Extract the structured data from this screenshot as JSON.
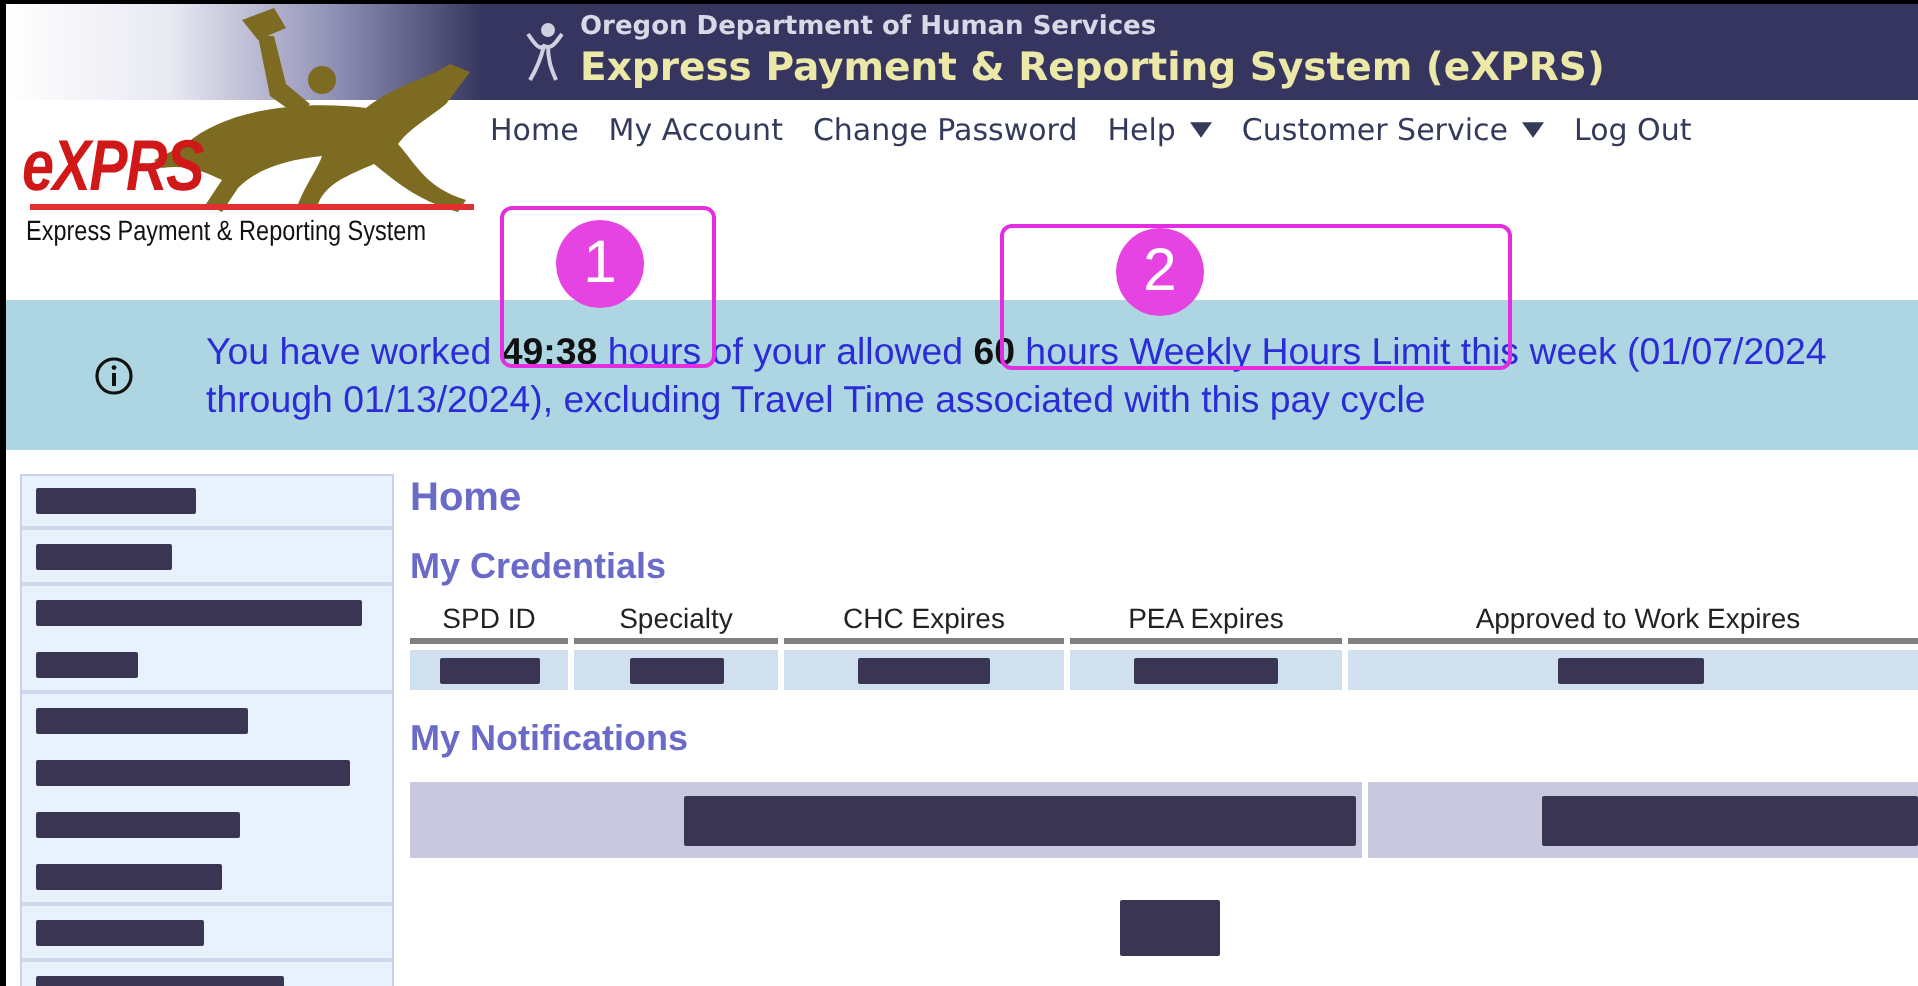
{
  "header": {
    "agency": "Oregon Department of Human Services",
    "system_title": "Express Payment & Reporting System (eXPRS)"
  },
  "logo": {
    "wordmark": "eXPRS",
    "tagline": "Express Payment & Reporting System"
  },
  "nav": [
    {
      "label": "Home",
      "kind": "link"
    },
    {
      "label": "My Account",
      "kind": "link"
    },
    {
      "label": "Change Password",
      "kind": "link"
    },
    {
      "label": "Help",
      "kind": "menu"
    },
    {
      "label": "Customer Service",
      "kind": "menu"
    },
    {
      "label": "Log Out",
      "kind": "link"
    }
  ],
  "annotations": [
    {
      "number": "1"
    },
    {
      "number": "2"
    }
  ],
  "banner": {
    "message": "You have worked **49:38** hours of your allowed **60** hours Weekly Hours Limit this week (01/07/2024 through 01/13/2024), excluding Travel Time associated with this pay cycle"
  },
  "sidebar": {
    "groups": [
      {
        "items": [
          {
            "kind": "redacted"
          }
        ]
      },
      {
        "items": [
          {
            "kind": "redacted"
          }
        ]
      },
      {
        "items": [
          {
            "kind": "redacted"
          },
          {
            "kind": "redacted"
          }
        ]
      },
      {
        "items": [
          {
            "kind": "redacted"
          },
          {
            "kind": "redacted"
          },
          {
            "kind": "redacted"
          },
          {
            "kind": "redacted"
          }
        ]
      },
      {
        "items": [
          {
            "kind": "redacted"
          }
        ]
      },
      {
        "items": [
          {
            "kind": "redacted"
          }
        ]
      }
    ]
  },
  "page_title": "Home",
  "credentials": {
    "heading": "My Credentials",
    "columns": [
      "SPD ID",
      "Specialty",
      "CHC Expires",
      "PEA Expires",
      "Approved to Work Expires"
    ],
    "rows": [
      {
        "cells": [
          {
            "kind": "redacted"
          },
          {
            "kind": "redacted"
          },
          {
            "kind": "redacted"
          },
          {
            "kind": "redacted"
          },
          {
            "kind": "redacted"
          }
        ]
      }
    ]
  },
  "notifications": {
    "heading": "My Notifications",
    "rows": [
      {
        "cells": [
          {
            "kind": "redacted"
          },
          {
            "kind": "redacted"
          }
        ]
      }
    ],
    "button": {
      "kind": "redacted"
    }
  }
}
-.-.-
GIVEN TASK =>
Leave the pictures out and write out every entry exactly as given.

SOLUTION TO THIS TASK =>
Extract the structured data from this screenshot as JSON.
{
  "header": {
    "agency": "Oregon Department of Human Services",
    "system_title": "Express Payment & Reporting System (eXPRS)"
  },
  "logo": {
    "wordmark": "eXPRS",
    "tagline": "Express Payment & Reporting System"
  },
  "nav": [
    {
      "label": "Home",
      "kind": "link"
    },
    {
      "label": "My Account",
      "kind": "link"
    },
    {
      "label": "Change Password",
      "kind": "link"
    },
    {
      "label": "Help",
      "kind": "menu"
    },
    {
      "label": "Customer Service",
      "kind": "menu"
    },
    {
      "label": "Log Out",
      "kind": "link"
    }
  ],
  "annotations": [
    {
      "number": "1"
    },
    {
      "number": "2"
    }
  ],
  "banner": {
    "message": "You have worked **49:38** hours of your allowed **60** hours Weekly Hours Limit this week (01/07/2024 through 01/13/2024), excluding Travel Time associated with this pay cycle"
  },
  "sidebar": {
    "groups": [
      {
        "items": [
          {
            "kind": "redacted"
          }
        ]
      },
      {
        "items": [
          {
            "kind": "redacted"
          }
        ]
      },
      {
        "items": [
          {
            "kind": "redacted"
          },
          {
            "kind": "redacted"
          }
        ]
      },
      {
        "items": [
          {
            "kind": "redacted"
          },
          {
            "kind": "redacted"
          },
          {
            "kind": "redacted"
          },
          {
            "kind": "redacted"
          }
        ]
      },
      {
        "items": [
          {
            "kind": "redacted"
          }
        ]
      },
      {
        "items": [
          {
            "kind": "redacted"
          }
        ]
      }
    ]
  },
  "page_title": "Home",
  "credentials": {
    "heading": "My Credentials",
    "columns": [
      "SPD ID",
      "Specialty",
      "CHC Expires",
      "PEA Expires",
      "Approved to Work Expires"
    ],
    "rows": [
      {
        "cells": [
          {
            "kind": "redacted"
          },
          {
            "kind": "redacted"
          },
          {
            "kind": "redacted"
          },
          {
            "kind": "redacted"
          },
          {
            "kind": "redacted"
          }
        ]
      }
    ]
  },
  "notifications": {
    "heading": "My Notifications",
    "rows": [
      {
        "cells": [
          {
            "kind": "redacted"
          },
          {
            "kind": "redacted"
          }
        ]
      }
    ],
    "button": {
      "kind": "redacted"
    }
  }
}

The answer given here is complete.